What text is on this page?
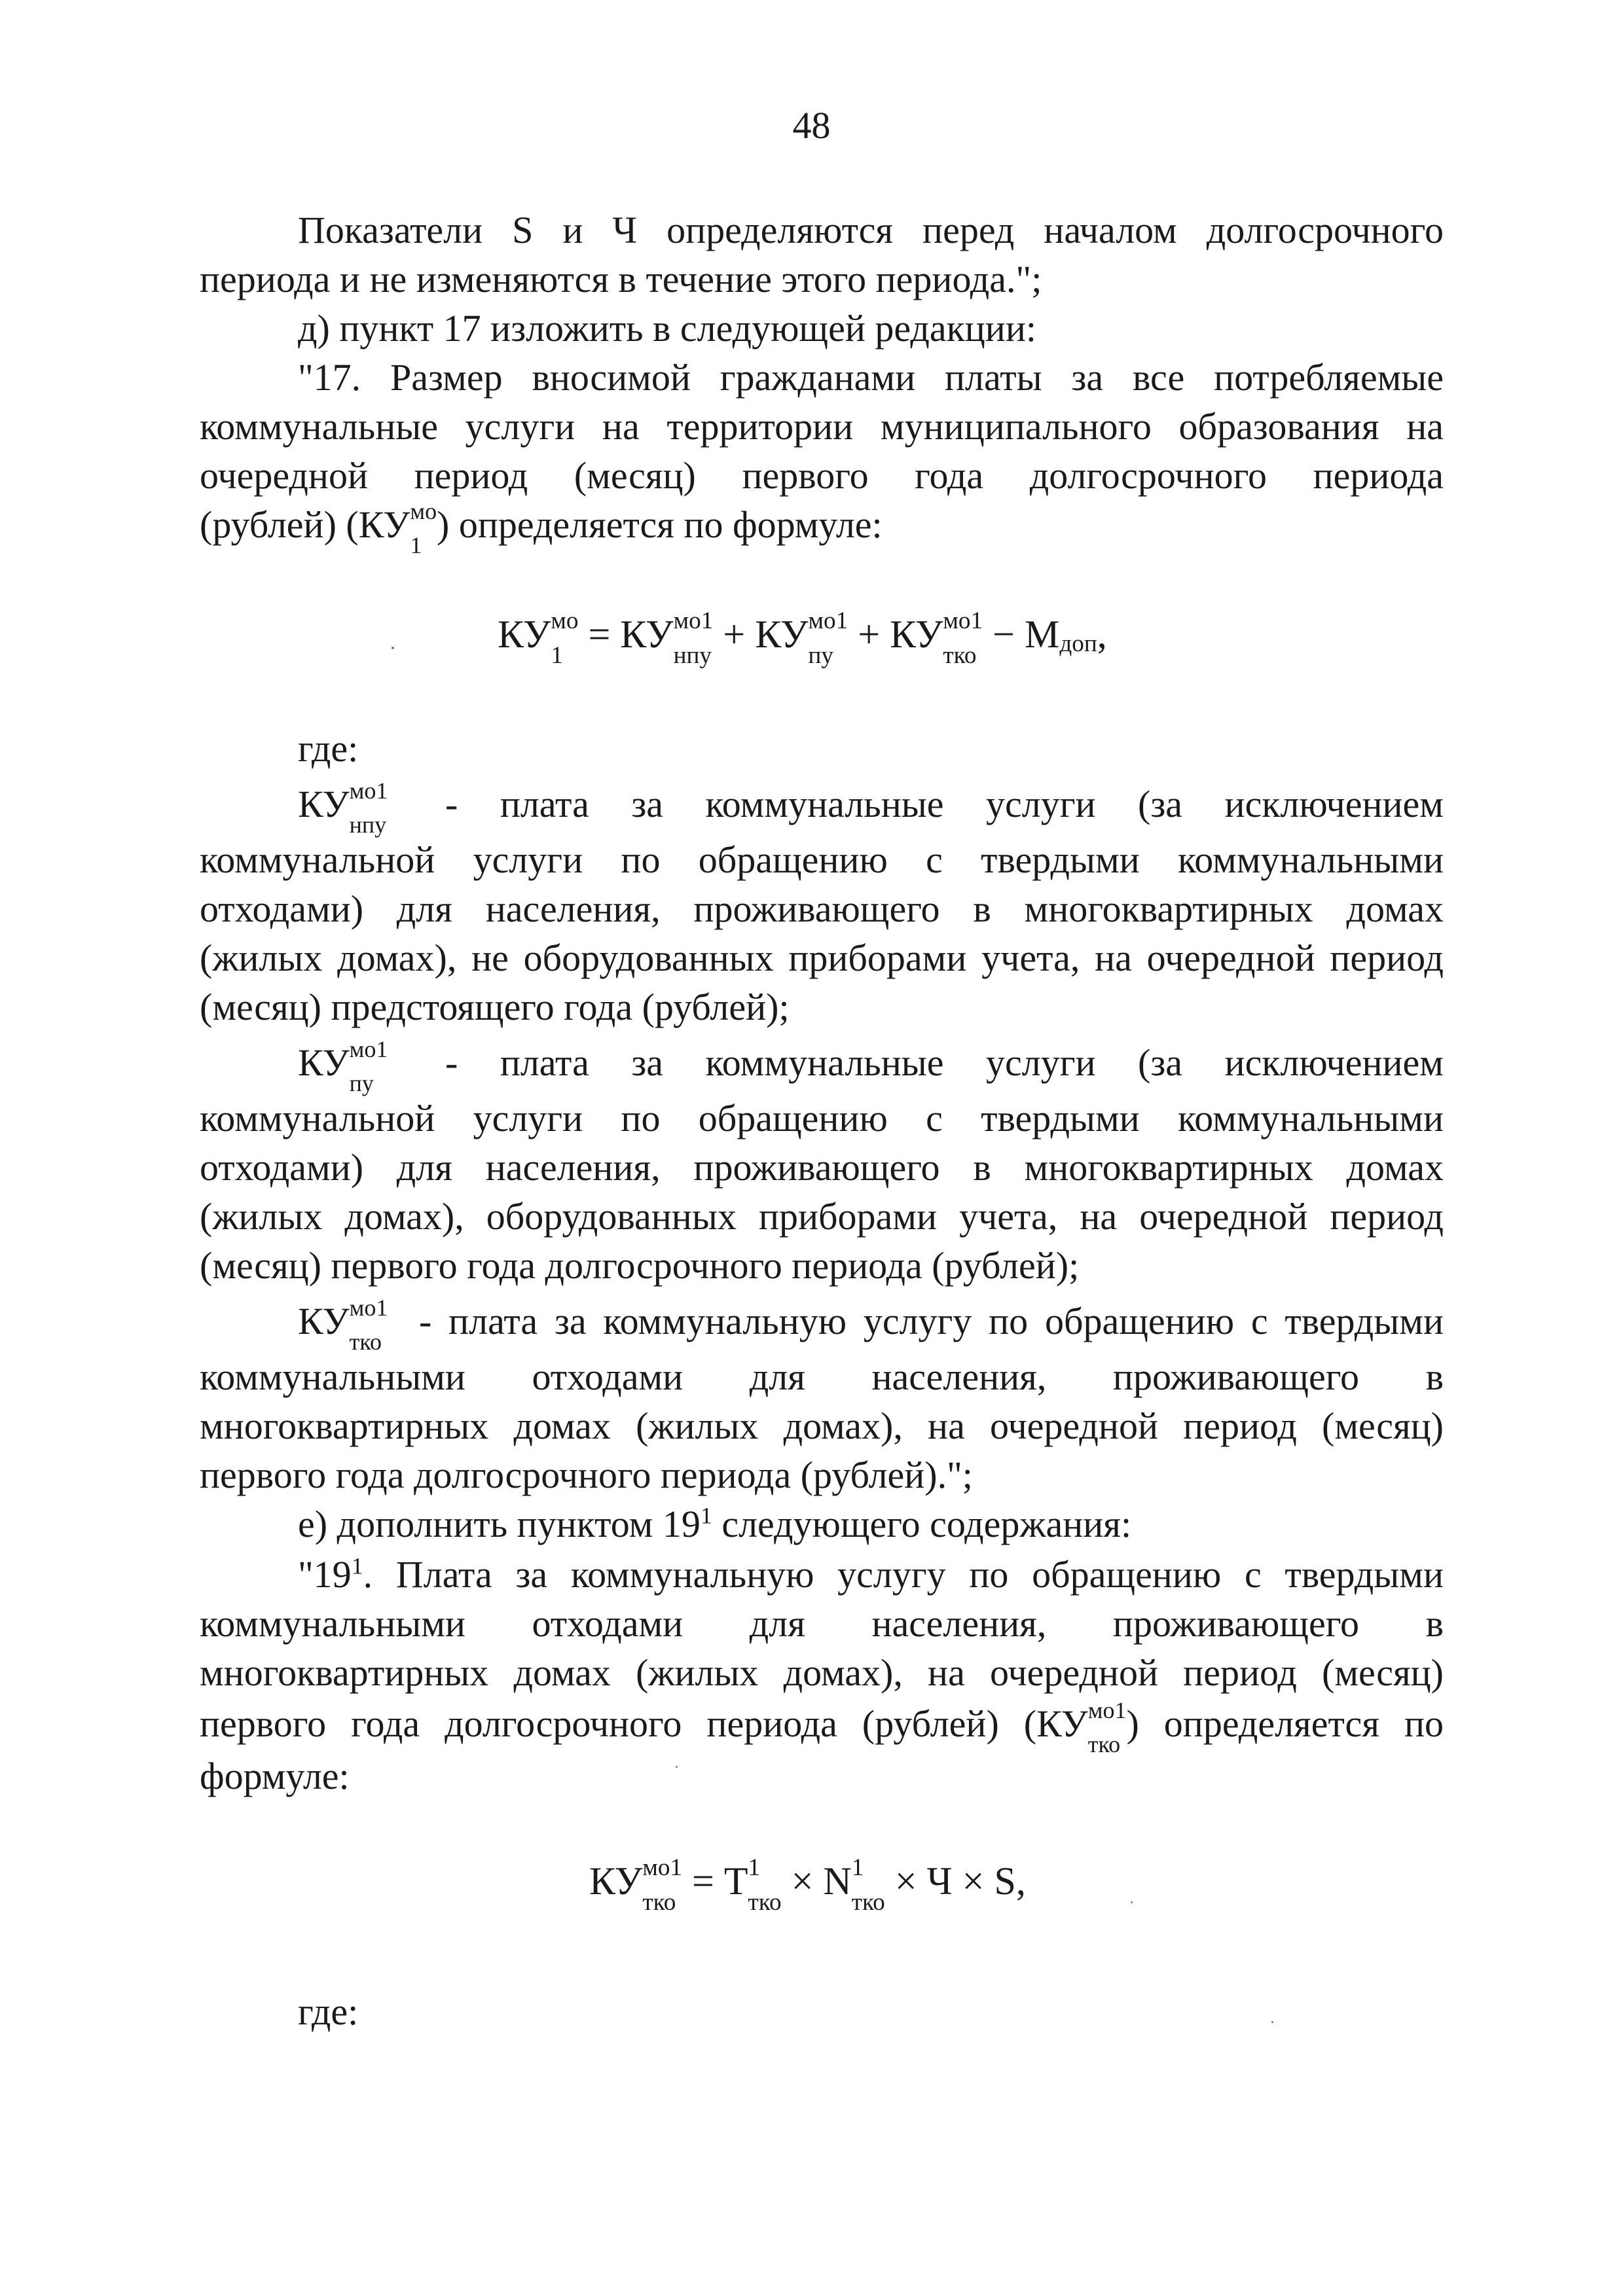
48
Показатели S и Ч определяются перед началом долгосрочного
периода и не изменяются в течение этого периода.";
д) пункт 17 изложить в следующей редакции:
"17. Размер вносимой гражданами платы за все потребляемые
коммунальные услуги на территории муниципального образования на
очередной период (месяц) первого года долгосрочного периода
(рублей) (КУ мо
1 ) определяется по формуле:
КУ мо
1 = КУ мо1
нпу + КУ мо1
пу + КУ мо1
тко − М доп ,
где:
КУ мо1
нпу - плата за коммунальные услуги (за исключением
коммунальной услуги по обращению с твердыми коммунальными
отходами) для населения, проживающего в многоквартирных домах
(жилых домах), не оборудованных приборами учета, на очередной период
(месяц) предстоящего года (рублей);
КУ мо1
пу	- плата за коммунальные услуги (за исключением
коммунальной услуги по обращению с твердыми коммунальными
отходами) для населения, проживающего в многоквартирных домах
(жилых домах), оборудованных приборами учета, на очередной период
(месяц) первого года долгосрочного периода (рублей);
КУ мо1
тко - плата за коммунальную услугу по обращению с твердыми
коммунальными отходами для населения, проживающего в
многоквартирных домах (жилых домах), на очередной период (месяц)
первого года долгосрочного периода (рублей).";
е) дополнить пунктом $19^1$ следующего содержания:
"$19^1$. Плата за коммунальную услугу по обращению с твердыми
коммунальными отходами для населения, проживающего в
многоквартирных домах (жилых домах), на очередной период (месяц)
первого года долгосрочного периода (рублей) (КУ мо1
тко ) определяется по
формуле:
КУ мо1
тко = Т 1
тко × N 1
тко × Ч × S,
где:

----

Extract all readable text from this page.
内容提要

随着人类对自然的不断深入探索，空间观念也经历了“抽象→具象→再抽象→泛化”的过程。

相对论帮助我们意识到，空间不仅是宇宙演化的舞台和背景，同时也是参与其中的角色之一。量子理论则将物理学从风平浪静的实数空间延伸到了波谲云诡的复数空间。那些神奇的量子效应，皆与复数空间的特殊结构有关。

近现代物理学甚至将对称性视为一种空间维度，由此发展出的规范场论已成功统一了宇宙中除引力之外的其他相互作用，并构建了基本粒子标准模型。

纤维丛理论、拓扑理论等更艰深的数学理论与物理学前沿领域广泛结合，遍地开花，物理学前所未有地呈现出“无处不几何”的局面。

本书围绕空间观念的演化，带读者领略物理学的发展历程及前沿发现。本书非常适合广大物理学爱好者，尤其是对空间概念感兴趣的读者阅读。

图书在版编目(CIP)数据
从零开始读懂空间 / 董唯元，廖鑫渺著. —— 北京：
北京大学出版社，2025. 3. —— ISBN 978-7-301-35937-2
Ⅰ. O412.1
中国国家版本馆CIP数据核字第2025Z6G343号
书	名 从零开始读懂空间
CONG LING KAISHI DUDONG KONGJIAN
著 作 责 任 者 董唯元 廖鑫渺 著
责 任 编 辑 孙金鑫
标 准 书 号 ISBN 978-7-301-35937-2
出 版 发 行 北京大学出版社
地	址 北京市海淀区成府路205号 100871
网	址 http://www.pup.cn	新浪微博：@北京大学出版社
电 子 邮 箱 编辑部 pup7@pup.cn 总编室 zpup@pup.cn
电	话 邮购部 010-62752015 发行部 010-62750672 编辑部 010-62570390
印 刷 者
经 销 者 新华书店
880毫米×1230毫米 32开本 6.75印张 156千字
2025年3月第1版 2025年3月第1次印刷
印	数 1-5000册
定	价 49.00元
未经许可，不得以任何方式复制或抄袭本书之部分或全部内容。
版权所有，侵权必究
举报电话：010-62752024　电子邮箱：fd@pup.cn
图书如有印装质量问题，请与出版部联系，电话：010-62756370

----

PROBLEM STATEMENT: Collect, from the material above, every line containing the word "твердыми".

RESULT BELOW:
коммунальной услуги по обращению с твердыми коммунальными
коммунальной услуги по обращению с твердыми коммунальными
тко - плата за коммунальную услугу по обращению с твердыми
"$19^1$. Плата за коммунальную услугу по обращению с твердыми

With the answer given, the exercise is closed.